Challenges
1. From the function documentation, return the passage starting at "Evaluates r_uz bounds" and ending at "instrument validity (r_uz)".
2. In the function documentation, what reason is given for calling the bounds for rho_TstarU produced by get_r_TstarU_bounds_unrest "unrestricted"? Answer in one to three sentences.
3. Continue the function documentation from its final line.

Computes the lower bound of psi for binary data
Description
Computes the lower bound of psi for binary data
Usage
get_psi_lower(s2_T, p, kappa)
Arguments
s2_T |
Vector of s2_T draws from observables |
p |
Treatment probability from binary data |
kappa |
Vector of kappa, NOTE: kappa_tilde in the paper |
Value
Vector of lower bounds for psi
Computes the upper bound of psi for binary data
Description
Computes the upper bound of psi for binary data
Usage
get_psi_upper(s2_T, p, kappa)
Arguments
s2_T |
Vector of s2_T draws from observables |
p |
Treatment probability from binary data |
kappa |
Vector of kappa, NOTE: kappa_tilde in the paper |
Value
Vector of upper bounds for psi
Given observables from the data, generates the unrestricted bounds for rho_TstarU. Data does not impose any restrictions on r_TstarU Vectorized
Description
Given observables from the data, generates the unrestricted bounds for rho_TstarU. Data does not impose any restrictions on r_TstarU Vectorized
Usage
get_r_TstarU_bounds_unrest(obs)
Arguments
obs |
Observables generated by get_observables |
Value
List of upper and lower bounds for r_TstarU
Solves for r_uz given observables, r_TstarU, and kappa
Description
This function solves for r_uz given r_TstarU and kappa. It handles 3 potential cases when r_uz must be evaluated: 1. Across multiple simulations, but given the same r_TstarU and k 2. For multiple simulations, each with a value of r_TstarU and k 3. For one simulation across a grid of r_TstarU and k
Usage
get_r_uz(r_TstarU, k, obs)
Arguments
r_TstarU |
Vector of r_TstarU values |
k |
Vector of kappa values |
obs |
Observables generated by get_observables |
Value
Vector of r_uz values.
Evaluates r_uz bounds given user restrictions on r_TstarU and kappa
Description
This function takes observables from the data and user beliefs over the extent of measurement error (kappa) and the direction of endogeneity (r_TstarU) to generate the implied bounds on instrument validity (r_uz)
Usage
get_r_uz_bounds(r_TstarU_lower, r_TstarU_upper, k_lower, k_upper, obs)
Arguments
r_TstarU_lower |
Vector of lower bounds of endogeneity |
r_TstarU_upper |
Vector of upper bounds of endogeneity |
k_lower |
Vector of lower bounds on measurement error |
k_upper |
Vector of upper bounds on measurement error |
obs |
Observables generated by get_observables |
Value
2-column data frame of lower and upper bounds of r_uz
Given observables from the data, generates the unrestricted bounds for rho_uz. Vectorized
Description
Given observables from the data, generates the unrestricted bounds for rho_uz. Vectorized
Usage
get_r_uz_bounds_unrest(obs)
Arguments
obs |
Observables generated by get_observables |
Value
List of upper and lower bounds for rho_uz
Solves for the variance of the error term u
Description
This function solves for the variance of u given r_TstarU and kappa. It handles 3 potential cases when the variance of u must be evaluated: 1. Across multiple simulations, but given the same r_TstarU and k 2. For multiple simulations, each with a value of r_TstarU and k 3. For one simulation across a grid of r_TstarU and k
Usage
get_s_u(r_TstarU, k, obs)

Records from a dataset:
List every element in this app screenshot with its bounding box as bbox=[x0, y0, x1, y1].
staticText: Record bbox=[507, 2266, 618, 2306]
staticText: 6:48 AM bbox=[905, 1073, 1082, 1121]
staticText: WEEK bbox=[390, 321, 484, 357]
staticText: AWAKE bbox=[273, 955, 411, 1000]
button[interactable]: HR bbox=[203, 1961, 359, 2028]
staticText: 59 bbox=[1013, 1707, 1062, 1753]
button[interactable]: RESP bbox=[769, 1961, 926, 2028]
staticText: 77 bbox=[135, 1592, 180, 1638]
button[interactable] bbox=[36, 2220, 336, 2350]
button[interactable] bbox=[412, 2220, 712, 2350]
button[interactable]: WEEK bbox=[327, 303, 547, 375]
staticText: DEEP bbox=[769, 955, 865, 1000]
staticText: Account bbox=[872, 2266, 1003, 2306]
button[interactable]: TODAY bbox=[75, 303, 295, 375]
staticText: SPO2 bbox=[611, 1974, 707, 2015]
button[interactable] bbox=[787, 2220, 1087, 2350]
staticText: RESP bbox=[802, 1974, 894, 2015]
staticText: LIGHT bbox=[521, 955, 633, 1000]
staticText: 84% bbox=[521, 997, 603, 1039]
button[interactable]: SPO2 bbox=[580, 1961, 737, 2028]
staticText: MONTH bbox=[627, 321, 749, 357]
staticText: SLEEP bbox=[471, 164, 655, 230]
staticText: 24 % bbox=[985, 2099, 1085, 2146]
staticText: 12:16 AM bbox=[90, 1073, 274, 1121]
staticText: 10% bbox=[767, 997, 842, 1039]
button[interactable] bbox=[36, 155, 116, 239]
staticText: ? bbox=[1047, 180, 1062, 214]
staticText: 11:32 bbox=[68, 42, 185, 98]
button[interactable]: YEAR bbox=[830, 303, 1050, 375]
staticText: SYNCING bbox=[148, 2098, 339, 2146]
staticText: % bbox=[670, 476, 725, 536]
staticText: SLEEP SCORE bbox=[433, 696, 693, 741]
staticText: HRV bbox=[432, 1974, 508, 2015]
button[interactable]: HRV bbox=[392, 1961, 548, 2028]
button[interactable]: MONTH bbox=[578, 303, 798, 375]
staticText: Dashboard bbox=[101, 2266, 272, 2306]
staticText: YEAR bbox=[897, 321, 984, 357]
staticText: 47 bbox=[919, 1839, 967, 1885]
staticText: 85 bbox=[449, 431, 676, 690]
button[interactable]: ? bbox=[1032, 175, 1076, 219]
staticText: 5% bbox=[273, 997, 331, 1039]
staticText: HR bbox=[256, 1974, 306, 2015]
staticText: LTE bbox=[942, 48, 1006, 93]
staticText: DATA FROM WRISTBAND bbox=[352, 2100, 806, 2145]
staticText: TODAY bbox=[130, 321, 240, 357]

Exercise answers
1.
Evaluates r_uz bounds given user restrictions on r_TstarU and kappa
Description
This function takes observables from the data and user beliefs over the extent of measurement error (kappa) and the direction of endogeneity (r_TstarU) to generate the implied bounds on instrument validity (r_uz)

2. The data do not impose any restrictions on r_TstarU. The function therefore generates these bounds from the observables alone, with no limits placed on r_TstarU.

3.
Arguments
r_TstarU |
Vector of r_TstarU values |
k |
Vector of kappa values |
obs |
Observables generated by get_observables |
Value
Vector of variances of u
Generates parameter estimates given user restrictions and data
Description
Generates parameter estimates given user restrictions and data
Usage
ivdoctr(
y_name,
T_name,
z_name,
data,
example_name,
controls = NULL,
robust = FALSE,
r_TstarU_restriction = c(-1, 1),
k_restriction = c(1e-04, 1),
n_draws = 5000,
n_RF_draws = 1000,
n_IS_draws = 1000,
resample = FALSE
)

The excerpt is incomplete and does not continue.